-- start READING TEXT --

Enzo Regression Test Runner
===========================

This is an evolving sketch of how Enzo regression tests might work.  They will
be based on a python test runner, called from LCA test, that will output images
as well as success/failure for a set of tests.

The interface is still evolving, but we're working on both creating something
fun, easy to write tests for, and clear.

This is still a work in progress!  Things might change without notice!

What Is A Test And How To Write One
-----------------------------------

A test at its most fundamental level makes some value from one or multiple
outputs from a simulation and then compares those outputs to the outputs from
some previous simulation.

Each test follows a fixed interface, but we're trying to provide a couple
mechanisms to make test writing easier.  To implement a test, you have to
define a python class that subclasses from a particular type of test case.

Your new test must implement the following interface, or it will fail:

    name
        All tests have to have the variable "name" defined in the class
        definition.  This is a unique key that identifies the test, and it is
        used to self-register every test in a global registry.  This will play
        into filenames, so it's for the best if it doesn't contain spaces or
        other unacceptable filename characters.

    setup(self)
        If you subclass from the YT test case or another test case base
        class that implements setup, this may not be necessary.  This is
        where all the pre-testing operation occurs, and is useful if you
        want to write a bunch of tests that have the same setup.  Not return
        value is needed.

    run(self)
        This is where the testing occurs and some value generated -- this value
        can be an array, a number, a string, any Python or NumPy base type.
        (For various reasons, YT objects can't be considered results, only
        their base components.)  When this value is prepared, it needs to be
        stored as the property "result" on the object -- for example, you might
        do self.result = some_time_average .  No return value is needed.

    compare(self, old_result)
        This routine compares an existing result against the value computed
        from a previous run.  It can be assumed that the "old_result" was
        constructed in an identical "run" function, so direct comparison can be
        made.  No return value is needed, but instead it is assumed that in
        case of failure an exception that subclasses from
        RegressionTestException will be raised -- however, the usage of
        operations like compare_array_delta and compare_value_delta is
        encouraged because they will handle the appropriate exception raising.

    plot(self)
        This function is optional, but it is used to generate an image from a
        test.  The return value is the filename of the created image.

Helpful Functions For Test Writing
----------------------------------

All test cases supply several base sets of operations:

  * compare_array_delta(array1, array2, tolerance)
        This computes
            max(abs(array1-array2)/(array1+array2))
        and fails if that is greater than tolerance.  Set tolerance to 0.0 for
        an exact comparison.
            
  * compare_value_delta(value1, value2, tolerance)
        This computes
            abs(value1-value2)/(value1+value2)
        and fails if that is greater than tolerance.  Set tolerance to 0.0 for
        an exact comparison.

Currently, a few exist:

    SingleOutputTest
        This is a test case designed to handle a single test.

        Additional Attributes:
          * filename => The dataset to test

        Additional Methods:
          * None
        
    MultipleOutputTest
        This is a test case designed to handle multiple tests.

        Additional Attributes:
          * io_log => The IO log from the simulation

        Additional Methods:
          * __iter__ => You can iterate over the test case:
                 for filename in self:
                     ...

-- end READING TEXT --
-- start DATASET CONTENT --

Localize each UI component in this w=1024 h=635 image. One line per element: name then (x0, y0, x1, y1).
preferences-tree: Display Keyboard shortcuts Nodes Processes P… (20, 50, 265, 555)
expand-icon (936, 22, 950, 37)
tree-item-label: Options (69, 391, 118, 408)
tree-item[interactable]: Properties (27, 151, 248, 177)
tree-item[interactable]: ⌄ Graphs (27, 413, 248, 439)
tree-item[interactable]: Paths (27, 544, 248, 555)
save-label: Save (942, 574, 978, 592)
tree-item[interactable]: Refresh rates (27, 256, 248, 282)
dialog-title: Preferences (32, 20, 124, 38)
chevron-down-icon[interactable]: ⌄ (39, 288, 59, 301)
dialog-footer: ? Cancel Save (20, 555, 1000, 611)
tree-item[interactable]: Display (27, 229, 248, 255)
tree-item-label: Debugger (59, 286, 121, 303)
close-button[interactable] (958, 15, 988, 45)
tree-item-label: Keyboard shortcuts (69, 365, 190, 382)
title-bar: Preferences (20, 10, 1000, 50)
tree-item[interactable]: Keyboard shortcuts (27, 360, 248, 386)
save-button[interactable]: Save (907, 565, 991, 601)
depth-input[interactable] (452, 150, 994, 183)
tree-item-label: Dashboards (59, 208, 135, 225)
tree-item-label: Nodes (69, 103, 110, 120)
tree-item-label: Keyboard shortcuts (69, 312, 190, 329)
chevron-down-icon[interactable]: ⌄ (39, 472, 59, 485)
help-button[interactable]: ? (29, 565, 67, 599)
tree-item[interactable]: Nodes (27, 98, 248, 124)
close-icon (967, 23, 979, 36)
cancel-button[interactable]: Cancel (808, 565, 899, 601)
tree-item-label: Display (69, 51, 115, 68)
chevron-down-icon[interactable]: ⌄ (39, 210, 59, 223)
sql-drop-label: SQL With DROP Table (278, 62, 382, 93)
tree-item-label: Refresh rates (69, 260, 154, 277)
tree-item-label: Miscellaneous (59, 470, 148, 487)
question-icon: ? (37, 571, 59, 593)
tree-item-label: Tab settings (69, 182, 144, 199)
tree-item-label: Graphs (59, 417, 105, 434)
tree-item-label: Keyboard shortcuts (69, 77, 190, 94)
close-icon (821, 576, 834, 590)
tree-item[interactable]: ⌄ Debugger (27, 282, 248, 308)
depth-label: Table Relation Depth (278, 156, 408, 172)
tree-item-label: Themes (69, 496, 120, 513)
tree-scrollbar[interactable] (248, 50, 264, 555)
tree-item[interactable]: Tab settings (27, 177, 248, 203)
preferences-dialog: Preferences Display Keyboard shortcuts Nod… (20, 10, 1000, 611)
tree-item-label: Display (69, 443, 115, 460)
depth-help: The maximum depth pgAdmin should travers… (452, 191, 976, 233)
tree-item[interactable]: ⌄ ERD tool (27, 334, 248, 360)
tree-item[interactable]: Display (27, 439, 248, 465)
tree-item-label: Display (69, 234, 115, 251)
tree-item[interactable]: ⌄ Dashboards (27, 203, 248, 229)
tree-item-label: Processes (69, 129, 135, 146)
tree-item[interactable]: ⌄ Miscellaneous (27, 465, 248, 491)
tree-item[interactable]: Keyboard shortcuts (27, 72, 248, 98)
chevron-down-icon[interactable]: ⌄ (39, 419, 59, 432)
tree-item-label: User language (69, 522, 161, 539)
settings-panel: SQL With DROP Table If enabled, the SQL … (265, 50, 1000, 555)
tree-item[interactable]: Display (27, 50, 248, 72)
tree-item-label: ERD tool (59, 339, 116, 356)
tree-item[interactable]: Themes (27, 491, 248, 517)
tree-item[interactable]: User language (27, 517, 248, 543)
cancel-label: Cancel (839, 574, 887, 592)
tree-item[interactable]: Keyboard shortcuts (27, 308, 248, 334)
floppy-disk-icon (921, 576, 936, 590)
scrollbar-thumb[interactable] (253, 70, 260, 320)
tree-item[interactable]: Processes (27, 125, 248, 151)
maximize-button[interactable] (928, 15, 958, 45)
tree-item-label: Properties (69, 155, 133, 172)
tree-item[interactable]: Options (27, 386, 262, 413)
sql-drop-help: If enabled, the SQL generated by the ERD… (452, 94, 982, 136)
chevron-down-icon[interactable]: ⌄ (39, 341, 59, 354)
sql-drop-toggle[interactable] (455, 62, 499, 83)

-- end DATASET CONTENT --

[REQUIREMENTS]:
1. In the regression test runner text, why should the "name" variable of a test avoid spaces and other unacceptable filename characters?
2. Write the next part of the regression test runner text, starting after its last line.

[TASK RESPONSES]:
1. The name is a unique key that identifies the test and self-registers it in a global registry. It will also play into filenames, so characters that filenames can't accept should be left out.

2.
                to have it return all the filenames in the IO log.
        
    YTDatasetTest
        This test case is designed to work with YT, and provides a couple
        additional things that YT can provide.

        Additional Attributes:
          * sim_center => The center of the simulation, from the domain left
                          and right edges.
          * max_dens_location => The point of highest density.

          * entire_simulation => A data object containing the entire
                                 simulation.

        Additional Methods:
          * pixelize(data_source, field, edges, dims) =>
                This returns a (dims[0], dims[1]) array constructed from the
                variable resolution (projection or slice) data object.  Edges
                are in code units, (px_min, px_max, py_min, py_max) and default
                to the entire domain.  dims is a tuple, (Nx, Ny).

          * compare_data_arrays(d1, d2, tolerance) =>
                yt often stores arrays hanging off dictionaries.  This accepts
                d1 and d2, which are dictionarys with arrays as values, and
                compares all the arrays using compare_array_delta, with
                given tolerance.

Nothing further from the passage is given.